- Material supplied
· · · ·

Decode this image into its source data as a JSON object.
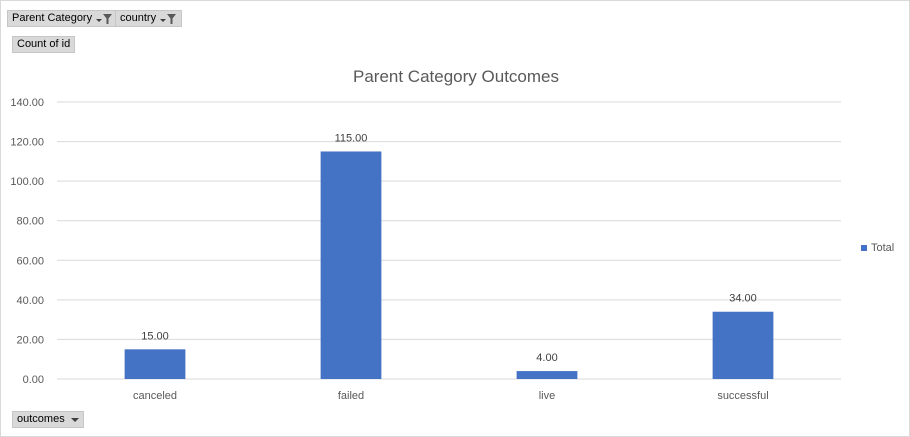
{
  "pivot_fields": {
    "filters": [
      {
        "label": "Parent Category",
        "icon": "filter-dropdown-icon"
      },
      {
        "label": "country",
        "icon": "filter-dropdown-icon"
      }
    ],
    "values_label": "Count of id",
    "axis_field": {
      "label": "outcomes",
      "icon": "chevron-down-icon"
    }
  },
  "colors": {
    "bar": "#4472c4",
    "grid": "#d9d9d9",
    "axis_text": "#595959",
    "title": "#595959"
  },
  "chart_data": {
    "type": "bar",
    "title": "Parent Category Outcomes",
    "categories": [
      "canceled",
      "failed",
      "live",
      "successful"
    ],
    "series": [
      {
        "name": "Total",
        "values": [
          15,
          115,
          4,
          34
        ]
      }
    ],
    "data_labels": [
      "15.00",
      "115.00",
      "4.00",
      "34.00"
    ],
    "y_ticks": [
      "0.00",
      "20.00",
      "40.00",
      "60.00",
      "80.00",
      "100.00",
      "120.00",
      "140.00"
    ],
    "ylim": [
      0,
      140
    ],
    "grid": true,
    "legend_position": "right"
  }
}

· · · ·

Repeat the listing above exactly, with no pictures.

Decode this image into its source data as a JSON object.
{
  "pivot_fields": {
    "filters": [
      {
        "label": "Parent Category",
        "icon": "filter-dropdown-icon"
      },
      {
        "label": "country",
        "icon": "filter-dropdown-icon"
      }
    ],
    "values_label": "Count of id",
    "axis_field": {
      "label": "outcomes",
      "icon": "chevron-down-icon"
    }
  },
  "colors": {
    "bar": "#4472c4",
    "grid": "#d9d9d9",
    "axis_text": "#595959",
    "title": "#595959"
  },
  "chart_data": {
    "type": "bar",
    "title": "Parent Category Outcomes",
    "categories": [
      "canceled",
      "failed",
      "live",
      "successful"
    ],
    "series": [
      {
        "name": "Total",
        "values": [
          15,
          115,
          4,
          34
        ]
      }
    ],
    "data_labels": [
      "15.00",
      "115.00",
      "4.00",
      "34.00"
    ],
    "y_ticks": [
      "0.00",
      "20.00",
      "40.00",
      "60.00",
      "80.00",
      "100.00",
      "120.00",
      "140.00"
    ],
    "ylim": [
      0,
      140
    ],
    "grid": true,
    "legend_position": "right"
  }
}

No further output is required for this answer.